> **Problem to solve**
Report back each line of the records that contains the string "text".

Dataset records
—————
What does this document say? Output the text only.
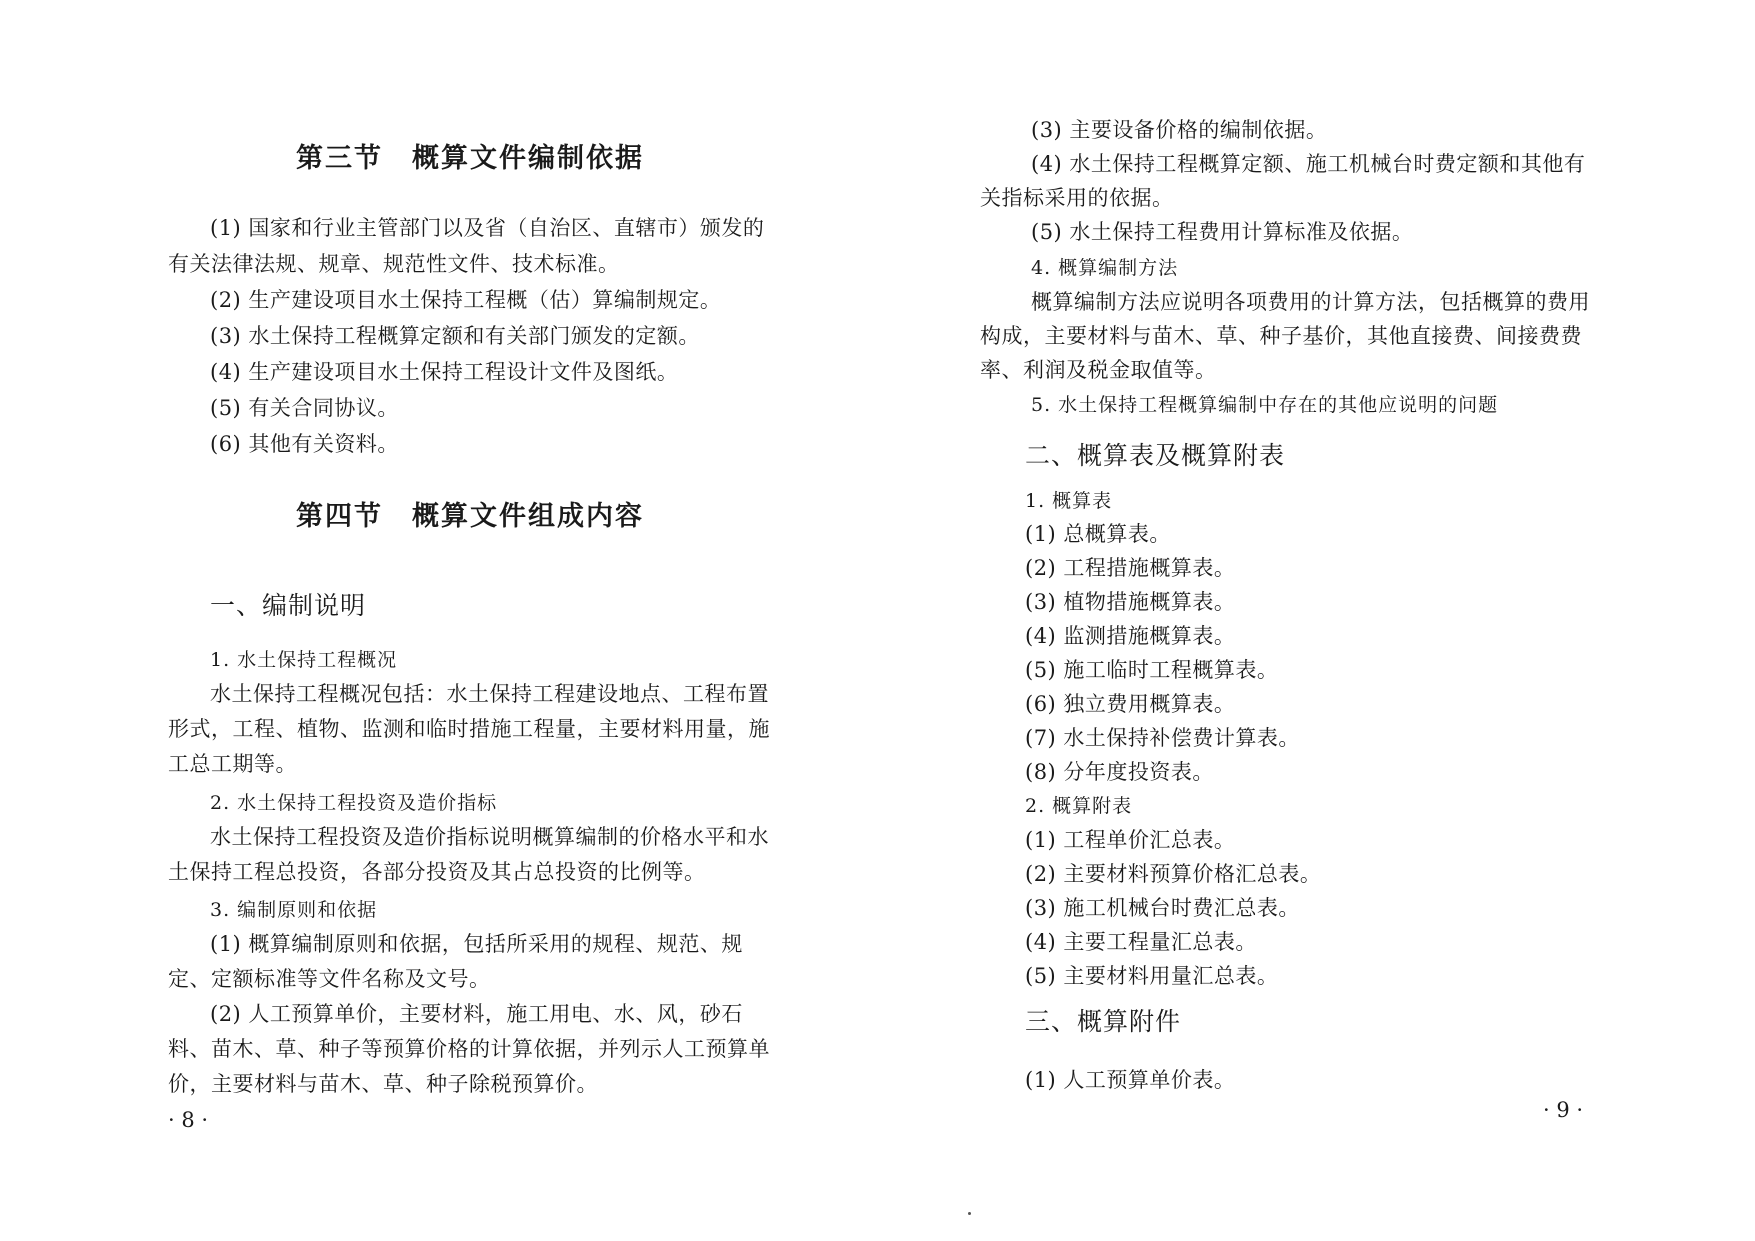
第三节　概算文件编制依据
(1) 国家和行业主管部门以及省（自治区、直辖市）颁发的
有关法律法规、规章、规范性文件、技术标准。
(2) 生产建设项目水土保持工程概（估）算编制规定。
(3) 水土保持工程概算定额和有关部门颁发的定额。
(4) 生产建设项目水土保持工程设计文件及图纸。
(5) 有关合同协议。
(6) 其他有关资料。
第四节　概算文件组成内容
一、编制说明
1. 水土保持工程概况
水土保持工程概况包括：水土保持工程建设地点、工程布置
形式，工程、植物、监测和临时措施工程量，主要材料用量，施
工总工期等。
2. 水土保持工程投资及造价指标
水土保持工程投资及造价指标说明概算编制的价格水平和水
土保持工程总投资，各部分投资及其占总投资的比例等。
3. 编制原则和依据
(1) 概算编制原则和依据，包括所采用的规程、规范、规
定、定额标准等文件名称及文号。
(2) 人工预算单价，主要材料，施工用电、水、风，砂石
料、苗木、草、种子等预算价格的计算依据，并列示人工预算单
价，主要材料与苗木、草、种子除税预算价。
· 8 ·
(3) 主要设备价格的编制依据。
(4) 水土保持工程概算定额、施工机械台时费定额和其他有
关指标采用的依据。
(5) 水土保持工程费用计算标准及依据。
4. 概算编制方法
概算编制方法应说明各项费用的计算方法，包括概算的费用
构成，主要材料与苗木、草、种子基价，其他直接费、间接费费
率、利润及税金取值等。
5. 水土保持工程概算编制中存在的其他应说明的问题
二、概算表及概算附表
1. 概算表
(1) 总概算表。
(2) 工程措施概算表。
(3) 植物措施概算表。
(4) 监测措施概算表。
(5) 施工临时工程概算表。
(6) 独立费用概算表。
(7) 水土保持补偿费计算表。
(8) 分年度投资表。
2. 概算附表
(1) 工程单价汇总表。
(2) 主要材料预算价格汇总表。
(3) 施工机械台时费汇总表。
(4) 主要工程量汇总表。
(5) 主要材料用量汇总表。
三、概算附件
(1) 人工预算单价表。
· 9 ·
—————
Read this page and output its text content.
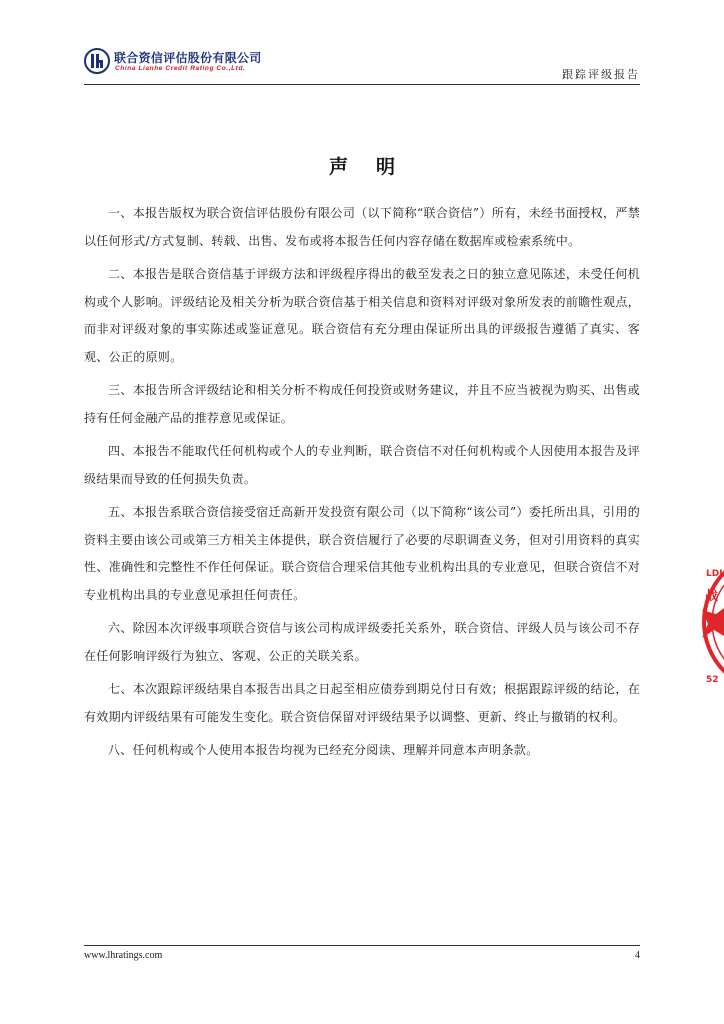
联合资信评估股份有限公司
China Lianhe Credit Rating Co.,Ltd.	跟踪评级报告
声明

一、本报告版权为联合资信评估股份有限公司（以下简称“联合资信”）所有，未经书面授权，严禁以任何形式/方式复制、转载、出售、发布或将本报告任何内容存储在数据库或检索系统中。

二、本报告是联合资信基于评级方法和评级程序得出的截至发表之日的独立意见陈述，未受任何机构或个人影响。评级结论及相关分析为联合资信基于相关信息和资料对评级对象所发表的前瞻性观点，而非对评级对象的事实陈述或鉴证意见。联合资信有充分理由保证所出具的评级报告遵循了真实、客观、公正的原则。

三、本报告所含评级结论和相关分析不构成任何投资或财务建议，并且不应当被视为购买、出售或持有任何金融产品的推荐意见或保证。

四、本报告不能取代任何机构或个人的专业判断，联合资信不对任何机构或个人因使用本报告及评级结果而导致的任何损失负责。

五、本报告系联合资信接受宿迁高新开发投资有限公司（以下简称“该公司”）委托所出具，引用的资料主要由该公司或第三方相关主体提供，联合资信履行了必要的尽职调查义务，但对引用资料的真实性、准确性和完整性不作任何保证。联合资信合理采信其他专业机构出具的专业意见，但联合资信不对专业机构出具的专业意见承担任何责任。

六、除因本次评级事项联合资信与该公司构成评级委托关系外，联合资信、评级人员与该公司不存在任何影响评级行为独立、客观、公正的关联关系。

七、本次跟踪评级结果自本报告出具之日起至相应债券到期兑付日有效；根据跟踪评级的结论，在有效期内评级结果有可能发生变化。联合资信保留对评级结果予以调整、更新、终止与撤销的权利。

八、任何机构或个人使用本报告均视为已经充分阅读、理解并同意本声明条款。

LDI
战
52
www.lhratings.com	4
—————
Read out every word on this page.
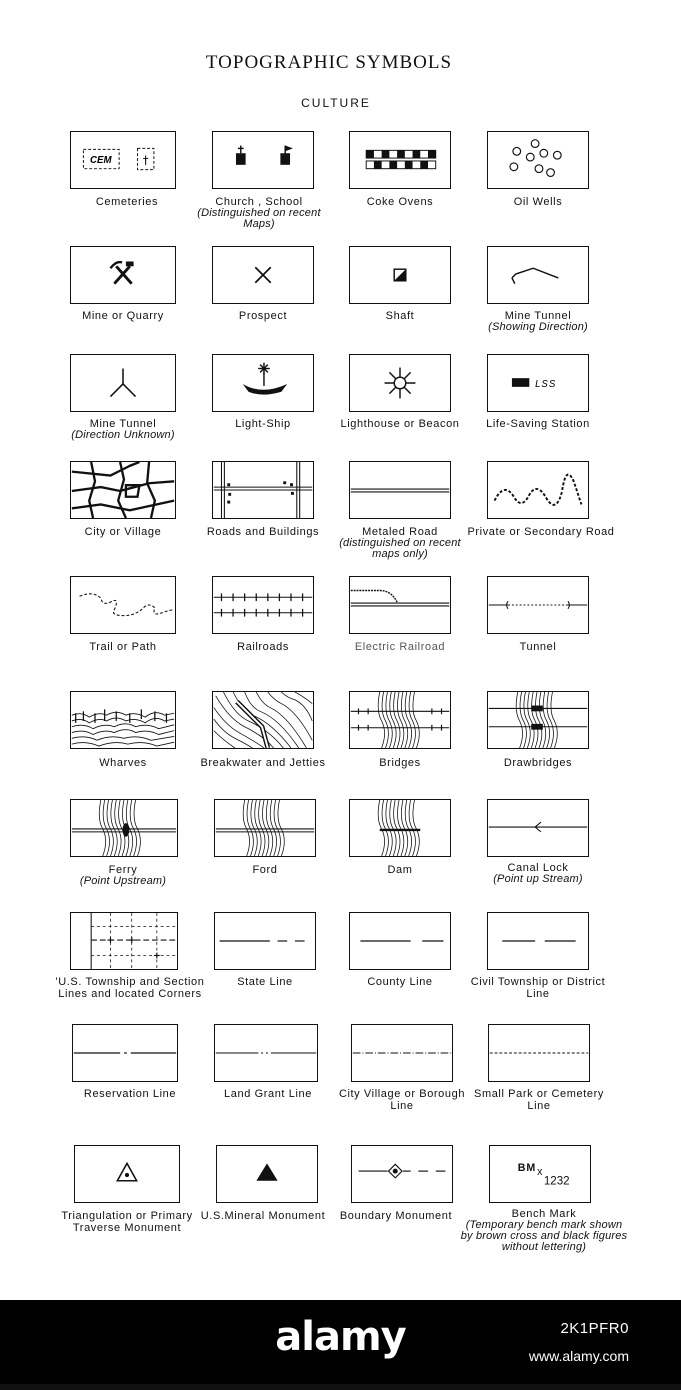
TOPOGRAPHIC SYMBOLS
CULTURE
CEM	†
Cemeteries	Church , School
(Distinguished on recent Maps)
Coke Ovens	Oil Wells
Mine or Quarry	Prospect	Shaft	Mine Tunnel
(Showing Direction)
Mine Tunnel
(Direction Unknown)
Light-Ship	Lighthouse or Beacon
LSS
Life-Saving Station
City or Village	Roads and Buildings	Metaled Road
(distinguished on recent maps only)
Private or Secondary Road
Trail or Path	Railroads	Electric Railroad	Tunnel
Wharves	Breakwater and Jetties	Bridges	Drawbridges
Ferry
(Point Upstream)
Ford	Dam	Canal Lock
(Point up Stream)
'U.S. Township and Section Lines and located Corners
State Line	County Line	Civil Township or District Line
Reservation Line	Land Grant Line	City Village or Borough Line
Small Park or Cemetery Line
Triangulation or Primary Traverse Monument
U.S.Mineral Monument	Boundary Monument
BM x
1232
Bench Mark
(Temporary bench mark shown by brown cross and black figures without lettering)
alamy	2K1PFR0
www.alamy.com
—————
> **Reply**
What does this document say? Output the text only.
Read this page and output its text content.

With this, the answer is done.